▶ [What the task asks] Return all entries word for word, but drop any images.

▶ [Records supplied]
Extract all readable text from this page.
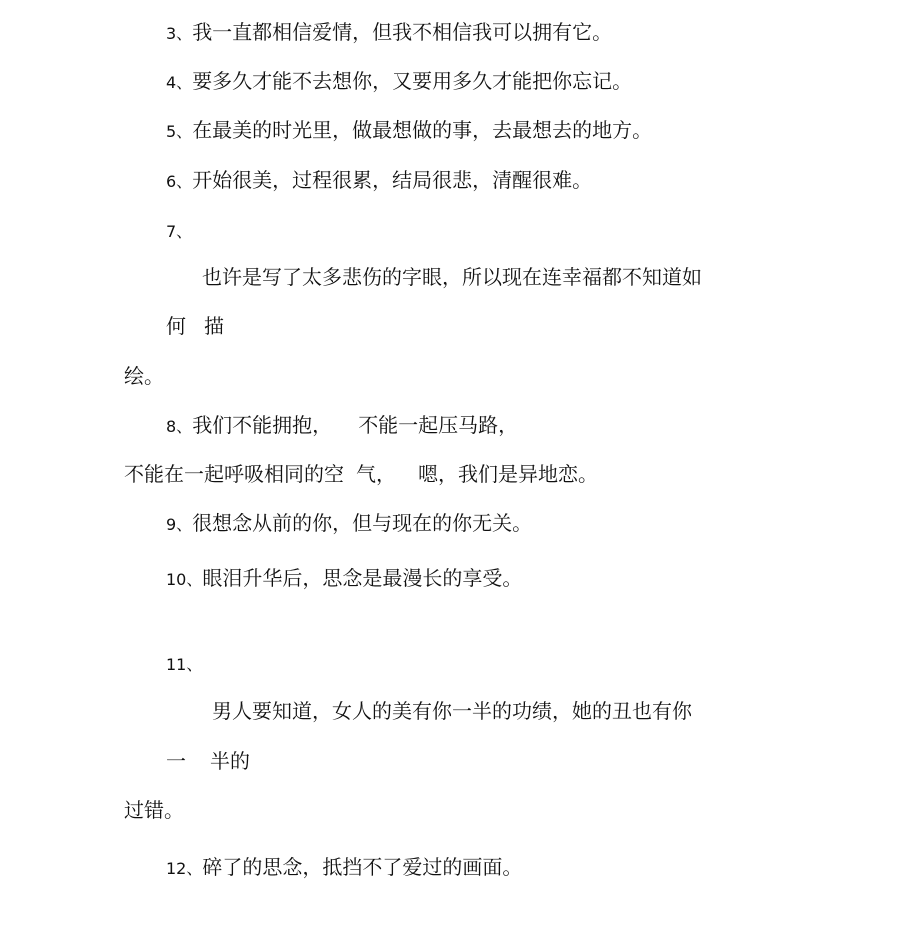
3、我一直都相信爱情，但我不相信我可以拥有它。
4、要多久才能不去想你，又要用多久才能把你忘记。
5、在最美的时光里，做最想做的事，去最想去的地方。
6、开始很美，过程很累，结局很悲，清醒很难。
7、
也许是写了太多悲伤的字眼，所以现在连幸福都不知道如
何 描
绘。
8、我们不能拥抱， 不能一起压马路，
不能在一起呼吸相同的空 气， 嗯，我们是异地恋。
9、很想念从前的你，但与现在的你无关。
10、眼泪升华后，思念是最漫长的享受。
11、
男人要知道，女人的美有你一半的功绩，她的丑也有你
一 半的
过错。
12、碎了的思念，抵挡不了爱过的画面。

▶ [The response]
Extract all readable text from this page.
3、我一直都相信爱情，但我不相信我可以拥有它。
4、要多久才能不去想你，又要用多久才能把你忘记。
5、在最美的时光里，做最想做的事，去最想去的地方。
6、开始很美，过程很累，结局很悲，清醒很难。
7、
也许是写了太多悲伤的字眼，所以现在连幸福都不知道如
何 描
绘。
8、我们不能拥抱， 不能一起压马路，
不能在一起呼吸相同的空 气， 嗯，我们是异地恋。
9、很想念从前的你，但与现在的你无关。
10、眼泪升华后，思念是最漫长的享受。
11、
男人要知道，女人的美有你一半的功绩，她的丑也有你
一 半的
过错。
12、碎了的思念，抵挡不了爱过的画面。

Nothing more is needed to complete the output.